>> Begin

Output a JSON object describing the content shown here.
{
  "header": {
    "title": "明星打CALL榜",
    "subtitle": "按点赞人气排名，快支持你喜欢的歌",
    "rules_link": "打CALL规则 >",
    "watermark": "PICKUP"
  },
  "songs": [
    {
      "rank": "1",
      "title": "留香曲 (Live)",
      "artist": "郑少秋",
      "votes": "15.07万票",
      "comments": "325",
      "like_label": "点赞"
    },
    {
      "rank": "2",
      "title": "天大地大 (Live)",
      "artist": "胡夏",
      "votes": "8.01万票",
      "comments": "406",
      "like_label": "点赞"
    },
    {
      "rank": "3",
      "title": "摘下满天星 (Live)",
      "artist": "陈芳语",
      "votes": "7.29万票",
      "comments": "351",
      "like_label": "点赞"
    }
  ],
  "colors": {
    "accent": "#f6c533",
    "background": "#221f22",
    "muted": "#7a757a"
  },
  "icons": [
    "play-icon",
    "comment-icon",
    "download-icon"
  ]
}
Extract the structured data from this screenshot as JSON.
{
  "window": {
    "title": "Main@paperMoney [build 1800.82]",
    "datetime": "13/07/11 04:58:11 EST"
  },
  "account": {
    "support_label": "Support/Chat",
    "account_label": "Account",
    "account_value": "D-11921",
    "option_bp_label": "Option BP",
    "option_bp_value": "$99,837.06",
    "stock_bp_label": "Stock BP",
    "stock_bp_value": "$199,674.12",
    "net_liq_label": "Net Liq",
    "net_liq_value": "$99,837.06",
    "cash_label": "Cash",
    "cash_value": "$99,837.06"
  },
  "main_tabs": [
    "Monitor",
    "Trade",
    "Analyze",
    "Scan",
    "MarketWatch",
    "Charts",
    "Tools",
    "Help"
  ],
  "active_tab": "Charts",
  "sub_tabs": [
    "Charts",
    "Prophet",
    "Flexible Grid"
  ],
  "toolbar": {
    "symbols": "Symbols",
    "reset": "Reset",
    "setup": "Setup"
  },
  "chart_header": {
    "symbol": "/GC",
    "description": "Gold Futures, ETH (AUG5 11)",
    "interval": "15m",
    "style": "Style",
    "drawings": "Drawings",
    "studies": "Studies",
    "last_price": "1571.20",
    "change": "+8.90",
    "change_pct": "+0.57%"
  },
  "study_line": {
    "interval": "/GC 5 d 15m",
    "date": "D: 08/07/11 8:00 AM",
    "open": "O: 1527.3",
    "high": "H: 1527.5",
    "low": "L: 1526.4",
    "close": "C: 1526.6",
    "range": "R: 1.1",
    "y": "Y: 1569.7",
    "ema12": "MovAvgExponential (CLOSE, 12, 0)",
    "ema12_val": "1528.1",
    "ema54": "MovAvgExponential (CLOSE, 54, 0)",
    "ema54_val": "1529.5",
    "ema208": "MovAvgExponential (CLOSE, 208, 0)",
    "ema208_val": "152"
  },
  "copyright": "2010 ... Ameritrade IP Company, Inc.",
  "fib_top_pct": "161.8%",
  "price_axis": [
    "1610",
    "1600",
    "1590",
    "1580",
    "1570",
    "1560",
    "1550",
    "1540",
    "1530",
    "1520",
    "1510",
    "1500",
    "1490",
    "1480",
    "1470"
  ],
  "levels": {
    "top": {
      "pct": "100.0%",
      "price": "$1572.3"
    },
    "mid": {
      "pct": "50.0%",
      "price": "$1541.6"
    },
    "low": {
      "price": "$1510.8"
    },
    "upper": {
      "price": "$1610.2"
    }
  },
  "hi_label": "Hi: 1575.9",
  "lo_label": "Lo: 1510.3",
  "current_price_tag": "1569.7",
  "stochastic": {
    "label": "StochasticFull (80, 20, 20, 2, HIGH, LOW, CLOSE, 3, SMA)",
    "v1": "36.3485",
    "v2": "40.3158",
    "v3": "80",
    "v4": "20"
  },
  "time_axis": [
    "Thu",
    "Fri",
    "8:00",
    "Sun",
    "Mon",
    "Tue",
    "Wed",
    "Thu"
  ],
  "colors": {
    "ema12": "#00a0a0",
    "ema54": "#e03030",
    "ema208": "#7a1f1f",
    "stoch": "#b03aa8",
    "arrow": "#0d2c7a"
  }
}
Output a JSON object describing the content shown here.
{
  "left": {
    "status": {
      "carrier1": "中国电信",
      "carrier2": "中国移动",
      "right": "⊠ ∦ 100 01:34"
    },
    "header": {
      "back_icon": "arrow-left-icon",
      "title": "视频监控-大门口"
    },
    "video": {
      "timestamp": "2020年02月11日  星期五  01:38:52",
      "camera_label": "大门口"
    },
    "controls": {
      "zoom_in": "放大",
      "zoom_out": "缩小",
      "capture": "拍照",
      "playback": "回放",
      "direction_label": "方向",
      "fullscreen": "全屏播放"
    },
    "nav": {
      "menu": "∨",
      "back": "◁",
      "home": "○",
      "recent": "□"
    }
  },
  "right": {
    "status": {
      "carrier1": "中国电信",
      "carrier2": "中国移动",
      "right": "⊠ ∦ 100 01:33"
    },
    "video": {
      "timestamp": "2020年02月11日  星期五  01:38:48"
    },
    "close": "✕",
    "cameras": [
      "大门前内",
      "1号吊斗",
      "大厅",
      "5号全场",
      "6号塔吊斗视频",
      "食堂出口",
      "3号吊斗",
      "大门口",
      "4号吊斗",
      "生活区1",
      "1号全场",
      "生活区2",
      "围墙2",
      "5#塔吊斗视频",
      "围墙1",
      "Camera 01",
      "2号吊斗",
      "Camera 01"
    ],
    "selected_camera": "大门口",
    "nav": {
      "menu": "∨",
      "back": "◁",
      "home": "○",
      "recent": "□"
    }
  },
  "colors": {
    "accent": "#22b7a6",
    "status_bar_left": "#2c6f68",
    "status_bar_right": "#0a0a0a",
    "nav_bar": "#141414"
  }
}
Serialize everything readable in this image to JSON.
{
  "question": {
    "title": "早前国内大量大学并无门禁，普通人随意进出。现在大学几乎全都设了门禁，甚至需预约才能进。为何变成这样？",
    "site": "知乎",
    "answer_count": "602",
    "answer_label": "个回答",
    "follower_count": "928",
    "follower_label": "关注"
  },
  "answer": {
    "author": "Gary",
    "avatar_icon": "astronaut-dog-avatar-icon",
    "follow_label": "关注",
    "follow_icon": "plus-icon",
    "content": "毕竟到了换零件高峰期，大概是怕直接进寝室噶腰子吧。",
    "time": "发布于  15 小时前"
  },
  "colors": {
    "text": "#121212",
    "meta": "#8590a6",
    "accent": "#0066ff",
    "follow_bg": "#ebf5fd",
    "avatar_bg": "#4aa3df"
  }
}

>> End

What the exercise asks: Produce an exact copy of the whole listing.

Response for this exercise:
Output a JSON object describing the content shown here.
{
  "header": {
    "title": "明星打CALL榜",
    "subtitle": "按点赞人气排名，快支持你喜欢的歌",
    "rules_link": "打CALL规则 >",
    "watermark": "PICKUP"
  },
  "songs": [
    {
      "rank": "1",
      "title": "留香曲 (Live)",
      "artist": "郑少秋",
      "votes": "15.07万票",
      "comments": "325",
      "like_label": "点赞"
    },
    {
      "rank": "2",
      "title": "天大地大 (Live)",
      "artist": "胡夏",
      "votes": "8.01万票",
      "comments": "406",
      "like_label": "点赞"
    },
    {
      "rank": "3",
      "title": "摘下满天星 (Live)",
      "artist": "陈芳语",
      "votes": "7.29万票",
      "comments": "351",
      "like_label": "点赞"
    }
  ],
  "colors": {
    "accent": "#f6c533",
    "background": "#221f22",
    "muted": "#7a757a"
  },
  "icons": [
    "play-icon",
    "comment-icon",
    "download-icon"
  ]
}
Extract the structured data from this screenshot as JSON.
{
  "window": {
    "title": "Main@paperMoney [build 1800.82]",
    "datetime": "13/07/11 04:58:11 EST"
  },
  "account": {
    "support_label": "Support/Chat",
    "account_label": "Account",
    "account_value": "D-11921",
    "option_bp_label": "Option BP",
    "option_bp_value": "$99,837.06",
    "stock_bp_label": "Stock BP",
    "stock_bp_value": "$199,674.12",
    "net_liq_label": "Net Liq",
    "net_liq_value": "$99,837.06",
    "cash_label": "Cash",
    "cash_value": "$99,837.06"
  },
  "main_tabs": [
    "Monitor",
    "Trade",
    "Analyze",
    "Scan",
    "MarketWatch",
    "Charts",
    "Tools",
    "Help"
  ],
  "active_tab": "Charts",
  "sub_tabs": [
    "Charts",
    "Prophet",
    "Flexible Grid"
  ],
  "toolbar": {
    "symbols": "Symbols",
    "reset": "Reset",
    "setup": "Setup"
  },
  "chart_header": {
    "symbol": "/GC",
    "description": "Gold Futures, ETH (AUG5 11)",
    "interval": "15m",
    "style": "Style",
    "drawings": "Drawings",
    "studies": "Studies",
    "last_price": "1571.20",
    "change": "+8.90",
    "change_pct": "+0.57%"
  },
  "study_line": {
    "interval": "/GC 5 d 15m",
    "date": "D: 08/07/11 8:00 AM",
    "open": "O: 1527.3",
    "high": "H: 1527.5",
    "low": "L: 1526.4",
    "close": "C: 1526.6",
    "range": "R: 1.1",
    "y": "Y: 1569.7",
    "ema12": "MovAvgExponential (CLOSE, 12, 0)",
    "ema12_val": "1528.1",
    "ema54": "MovAvgExponential (CLOSE, 54, 0)",
    "ema54_val": "1529.5",
    "ema208": "MovAvgExponential (CLOSE, 208, 0)",
    "ema208_val": "152"
  },
  "copyright": "2010 ... Ameritrade IP Company, Inc.",
  "fib_top_pct": "161.8%",
  "price_axis": [
    "1610",
    "1600",
    "1590",
    "1580",
    "1570",
    "1560",
    "1550",
    "1540",
    "1530",
    "1520",
    "1510",
    "1500",
    "1490",
    "1480",
    "1470"
  ],
  "levels": {
    "top": {
      "pct": "100.0%",
      "price": "$1572.3"
    },
    "mid": {
      "pct": "50.0%",
      "price": "$1541.6"
    },
    "low": {
      "price": "$1510.8"
    },
    "upper": {
      "price": "$1610.2"
    }
  },
  "hi_label": "Hi: 1575.9",
  "lo_label": "Lo: 1510.3",
  "current_price_tag": "1569.7",
  "stochastic": {
    "label": "StochasticFull (80, 20, 20, 2, HIGH, LOW, CLOSE, 3, SMA)",
    "v1": "36.3485",
    "v2": "40.3158",
    "v3": "80",
    "v4": "20"
  },
  "time_axis": [
    "Thu",
    "Fri",
    "8:00",
    "Sun",
    "Mon",
    "Tue",
    "Wed",
    "Thu"
  ],
  "colors": {
    "ema12": "#00a0a0",
    "ema54": "#e03030",
    "ema208": "#7a1f1f",
    "stoch": "#b03aa8",
    "arrow": "#0d2c7a"
  }
}
Output a JSON object describing the content shown here.
{
  "left": {
    "status": {
      "carrier1": "中国电信",
      "carrier2": "中国移动",
      "right": "⊠ ∦ 100 01:34"
    },
    "header": {
      "back_icon": "arrow-left-icon",
      "title": "视频监控-大门口"
    },
    "video": {
      "timestamp": "2020年02月11日  星期五  01:38:52",
      "camera_label": "大门口"
    },
    "controls": {
      "zoom_in": "放大",
      "zoom_out": "缩小",
      "capture": "拍照",
      "playback": "回放",
      "direction_label": "方向",
      "fullscreen": "全屏播放"
    },
    "nav": {
      "menu": "∨",
      "back": "◁",
      "home": "○",
      "recent": "□"
    }
  },
  "right": {
    "status": {
      "carrier1": "中国电信",
      "carrier2": "中国移动",
      "right": "⊠ ∦ 100 01:33"
    },
    "video": {
      "timestamp": "2020年02月11日  星期五  01:38:48"
    },
    "close": "✕",
    "cameras": [
      "大门前内",
      "1号吊斗",
      "大厅",
      "5号全场",
      "6号塔吊斗视频",
      "食堂出口",
      "3号吊斗",
      "大门口",
      "4号吊斗",
      "生活区1",
      "1号全场",
      "生活区2",
      "围墙2",
      "5#塔吊斗视频",
      "围墙1",
      "Camera 01",
      "2号吊斗",
      "Camera 01"
    ],
    "selected_camera": "大门口",
    "nav": {
      "menu": "∨",
      "back": "◁",
      "home": "○",
      "recent": "□"
    }
  },
  "colors": {
    "accent": "#22b7a6",
    "status_bar_left": "#2c6f68",
    "status_bar_right": "#0a0a0a",
    "nav_bar": "#141414"
  }
}
Serialize everything readable in this image to JSON.
{
  "question": {
    "title": "早前国内大量大学并无门禁，普通人随意进出。现在大学几乎全都设了门禁，甚至需预约才能进。为何变成这样？",
    "site": "知乎",
    "answer_count": "602",
    "answer_label": "个回答",
    "follower_count": "928",
    "follower_label": "关注"
  },
  "answer": {
    "author": "Gary",
    "avatar_icon": "astronaut-dog-avatar-icon",
    "follow_label": "关注",
    "follow_icon": "plus-icon",
    "content": "毕竟到了换零件高峰期，大概是怕直接进寝室噶腰子吧。",
    "time": "发布于  15 小时前"
  },
  "colors": {
    "text": "#121212",
    "meta": "#8590a6",
    "accent": "#0066ff",
    "follow_bg": "#ebf5fd",
    "avatar_bg": "#4aa3df"
  }
}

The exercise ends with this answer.